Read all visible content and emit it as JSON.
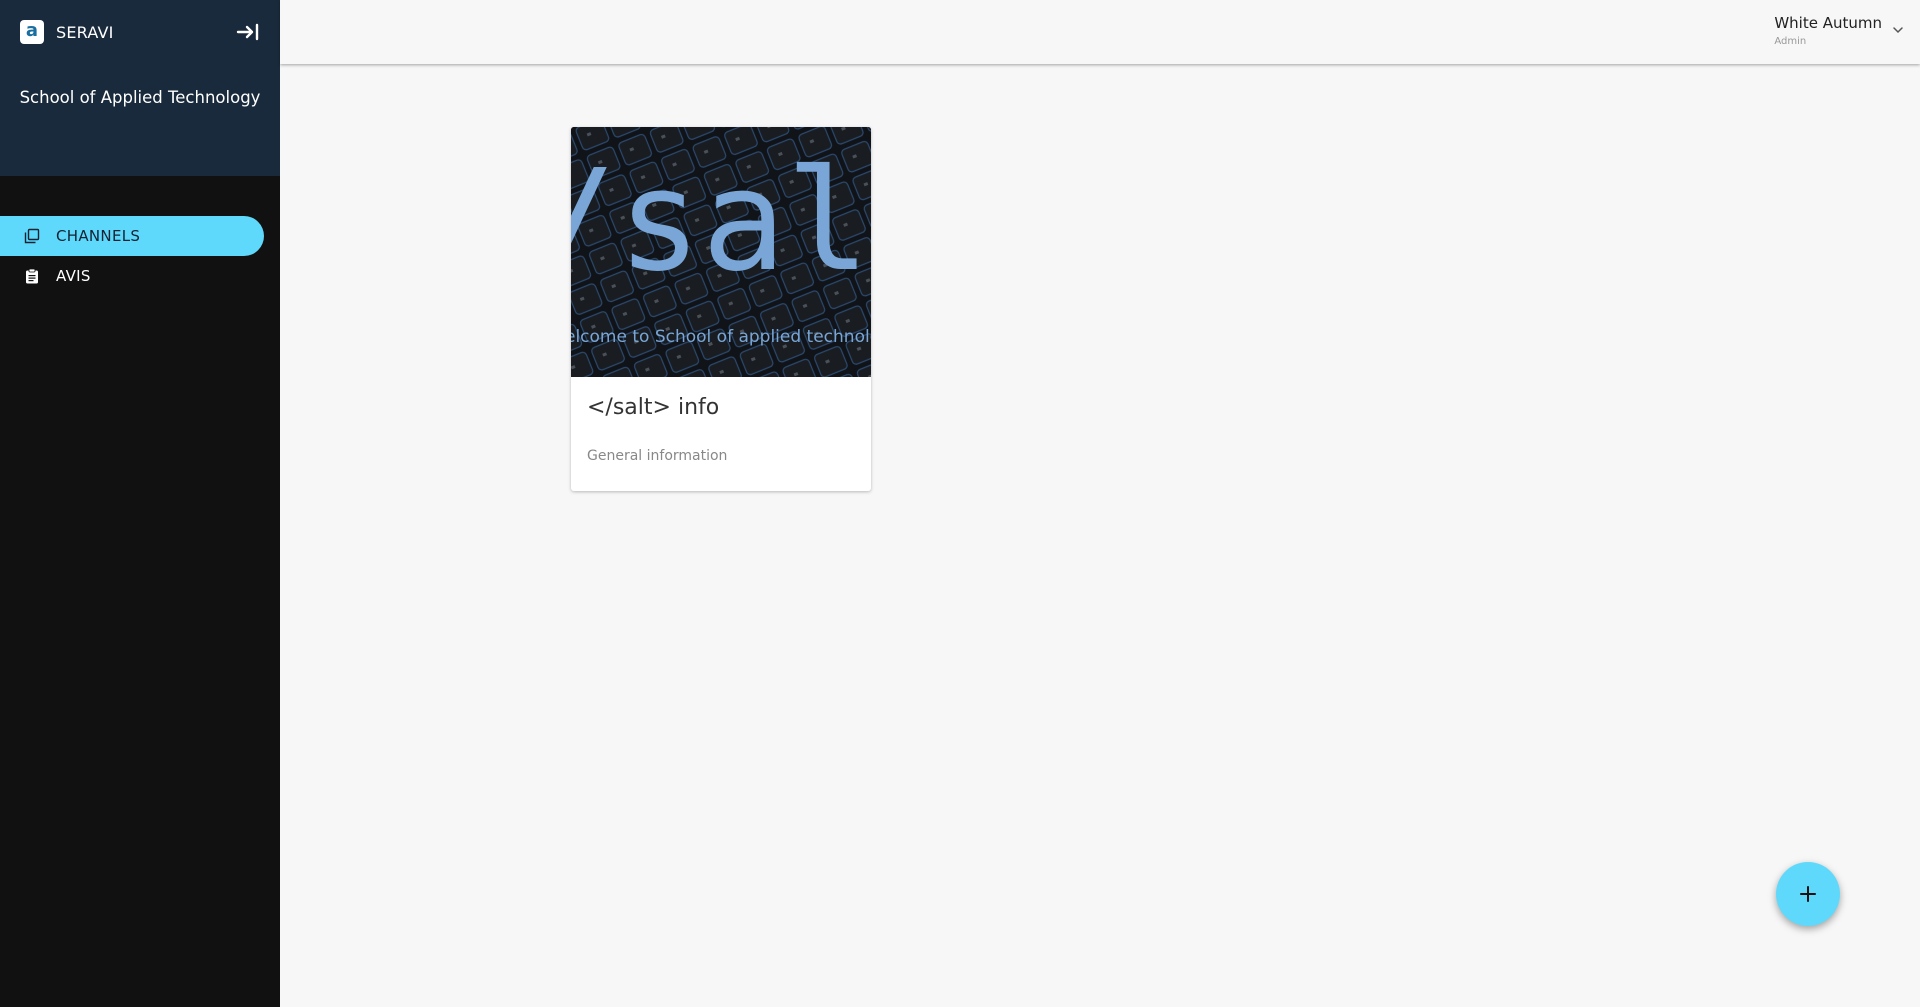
{
  "app": {
    "brand": "SERAVI",
    "logo_letter": "a"
  },
  "sidebar": {
    "school": "School of Applied Technology",
    "items": [
      {
        "label": "CHANNELS",
        "icon": "library-books-icon",
        "active": true
      },
      {
        "label": "AVIS",
        "icon": "clipboard-icon",
        "active": false
      }
    ]
  },
  "user": {
    "name": "White Autumn",
    "role": "Admin"
  },
  "channels": [
    {
      "title": "</salt> info",
      "subtitle": "General information",
      "image_text_big": "/salt",
      "image_text_small": "elcome to School of applied technolo"
    }
  ],
  "colors": {
    "accent": "#5fd9fb",
    "sidebar_header": "#1a2a3d",
    "sidebar": "#111111",
    "background": "#f7f7f7"
  }
}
• • •
__Exercise__
Omit all pictures while transcribing the entries verbatim.

__Answer to the problem__
Read all visible content and emit it as JSON.
{
  "app": {
    "brand": "SERAVI",
    "logo_letter": "a"
  },
  "sidebar": {
    "school": "School of Applied Technology",
    "items": [
      {
        "label": "CHANNELS",
        "icon": "library-books-icon",
        "active": true
      },
      {
        "label": "AVIS",
        "icon": "clipboard-icon",
        "active": false
      }
    ]
  },
  "user": {
    "name": "White Autumn",
    "role": "Admin"
  },
  "channels": [
    {
      "title": "</salt> info",
      "subtitle": "General information",
      "image_text_big": "/salt",
      "image_text_small": "elcome to School of applied technolo"
    }
  ],
  "colors": {
    "accent": "#5fd9fb",
    "sidebar_header": "#1a2a3d",
    "sidebar": "#111111",
    "background": "#f7f7f7"
  }
}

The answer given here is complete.